** start Data provided **

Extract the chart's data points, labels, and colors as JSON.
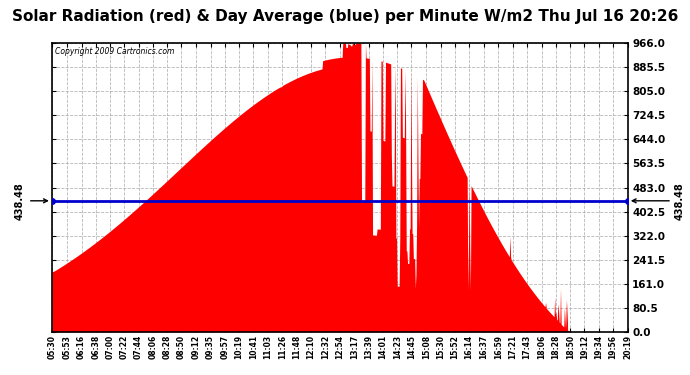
{
  "title": "Solar Radiation (red) & Day Average (blue) per Minute W/m2 Thu Jul 16 20:26",
  "copyright": "Copyright 2009 Cartronics.com",
  "day_average": 438.48,
  "ymin": 0.0,
  "ymax": 966.0,
  "yticks": [
    0.0,
    80.5,
    161.0,
    241.5,
    322.0,
    402.5,
    483.0,
    563.5,
    644.0,
    724.5,
    805.0,
    885.5,
    966.0
  ],
  "fill_color": "#FF0000",
  "line_color": "#0000CC",
  "background_color": "#FFFFFF",
  "grid_color": "#999999",
  "x_labels": [
    "05:30",
    "05:53",
    "06:16",
    "06:38",
    "07:00",
    "07:22",
    "07:44",
    "08:06",
    "08:28",
    "08:50",
    "09:12",
    "09:35",
    "09:57",
    "10:19",
    "10:41",
    "11:03",
    "11:26",
    "11:48",
    "12:10",
    "12:32",
    "12:54",
    "13:17",
    "13:39",
    "14:01",
    "14:23",
    "14:45",
    "15:08",
    "15:30",
    "15:52",
    "16:14",
    "16:37",
    "16:59",
    "17:21",
    "17:43",
    "18:06",
    "18:28",
    "18:50",
    "19:12",
    "19:34",
    "19:56",
    "20:19"
  ]
}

** end Data provided **

→ **Work to be completed**
Write out every line above exactly as it is, leaving out the pictures.

→ **The completed task**
Extract the chart's data points, labels, and colors as JSON.
{
  "title": "Solar Radiation (red) & Day Average (blue) per Minute W/m2 Thu Jul 16 20:26",
  "copyright": "Copyright 2009 Cartronics.com",
  "day_average": 438.48,
  "ymin": 0.0,
  "ymax": 966.0,
  "yticks": [
    0.0,
    80.5,
    161.0,
    241.5,
    322.0,
    402.5,
    483.0,
    563.5,
    644.0,
    724.5,
    805.0,
    885.5,
    966.0
  ],
  "fill_color": "#FF0000",
  "line_color": "#0000CC",
  "background_color": "#FFFFFF",
  "grid_color": "#999999",
  "x_labels": [
    "05:30",
    "05:53",
    "06:16",
    "06:38",
    "07:00",
    "07:22",
    "07:44",
    "08:06",
    "08:28",
    "08:50",
    "09:12",
    "09:35",
    "09:57",
    "10:19",
    "10:41",
    "11:03",
    "11:26",
    "11:48",
    "12:10",
    "12:32",
    "12:54",
    "13:17",
    "13:39",
    "14:01",
    "14:23",
    "14:45",
    "15:08",
    "15:30",
    "15:52",
    "16:14",
    "16:37",
    "16:59",
    "17:21",
    "17:43",
    "18:06",
    "18:28",
    "18:50",
    "19:12",
    "19:34",
    "19:56",
    "20:19"
  ]
}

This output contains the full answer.